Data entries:
★ ★ ★ ★ ★
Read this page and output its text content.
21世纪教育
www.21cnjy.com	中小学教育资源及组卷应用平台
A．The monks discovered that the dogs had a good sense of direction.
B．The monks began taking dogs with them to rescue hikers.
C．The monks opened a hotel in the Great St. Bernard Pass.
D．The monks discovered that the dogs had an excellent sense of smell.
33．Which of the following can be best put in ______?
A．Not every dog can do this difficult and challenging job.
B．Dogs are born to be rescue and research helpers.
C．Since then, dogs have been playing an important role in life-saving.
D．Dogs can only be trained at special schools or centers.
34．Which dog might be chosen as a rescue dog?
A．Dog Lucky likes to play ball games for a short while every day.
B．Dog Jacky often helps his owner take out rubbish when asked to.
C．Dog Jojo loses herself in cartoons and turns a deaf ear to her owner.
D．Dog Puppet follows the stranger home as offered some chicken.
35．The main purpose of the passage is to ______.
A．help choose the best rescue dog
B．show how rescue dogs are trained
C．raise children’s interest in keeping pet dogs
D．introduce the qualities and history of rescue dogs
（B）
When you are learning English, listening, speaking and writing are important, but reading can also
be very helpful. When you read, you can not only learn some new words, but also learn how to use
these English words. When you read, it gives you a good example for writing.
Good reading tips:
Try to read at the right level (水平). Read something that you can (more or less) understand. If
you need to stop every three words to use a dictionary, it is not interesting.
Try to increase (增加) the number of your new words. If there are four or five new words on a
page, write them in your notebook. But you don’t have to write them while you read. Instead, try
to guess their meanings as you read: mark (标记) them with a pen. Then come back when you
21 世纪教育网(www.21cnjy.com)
★ ★ ★ ★ ★
### Goal
Give back all the data exactly as written.

### Worked solution
Read this page and output its text content.
21世纪教育
www.21cnjy.com	中小学教育资源及组卷应用平台
A．The monks discovered that the dogs had a good sense of direction.
B．The monks began taking dogs with them to rescue hikers.
C．The monks opened a hotel in the Great St. Bernard Pass.
D．The monks discovered that the dogs had an excellent sense of smell.
33．Which of the following can be best put in ______?
A．Not every dog can do this difficult and challenging job.
B．Dogs are born to be rescue and research helpers.
C．Since then, dogs have been playing an important role in life-saving.
D．Dogs can only be trained at special schools or centers.
34．Which dog might be chosen as a rescue dog?
A．Dog Lucky likes to play ball games for a short while every day.
B．Dog Jacky often helps his owner take out rubbish when asked to.
C．Dog Jojo loses herself in cartoons and turns a deaf ear to her owner.
D．Dog Puppet follows the stranger home as offered some chicken.
35．The main purpose of the passage is to ______.
A．help choose the best rescue dog
B．show how rescue dogs are trained
C．raise children’s interest in keeping pet dogs
D．introduce the qualities and history of rescue dogs
（B）
When you are learning English, listening, speaking and writing are important, but reading can also
be very helpful. When you read, you can not only learn some new words, but also learn how to use
these English words. When you read, it gives you a good example for writing.
Good reading tips:
Try to read at the right level (水平). Read something that you can (more or less) understand. If
you need to stop every three words to use a dictionary, it is not interesting.
Try to increase (增加) the number of your new words. If there are four or five new words on a
page, write them in your notebook. But you don’t have to write them while you read. Instead, try
to guess their meanings as you read: mark (标记) them with a pen. Then come back when you
21 世纪教育网(www.21cnjy.com)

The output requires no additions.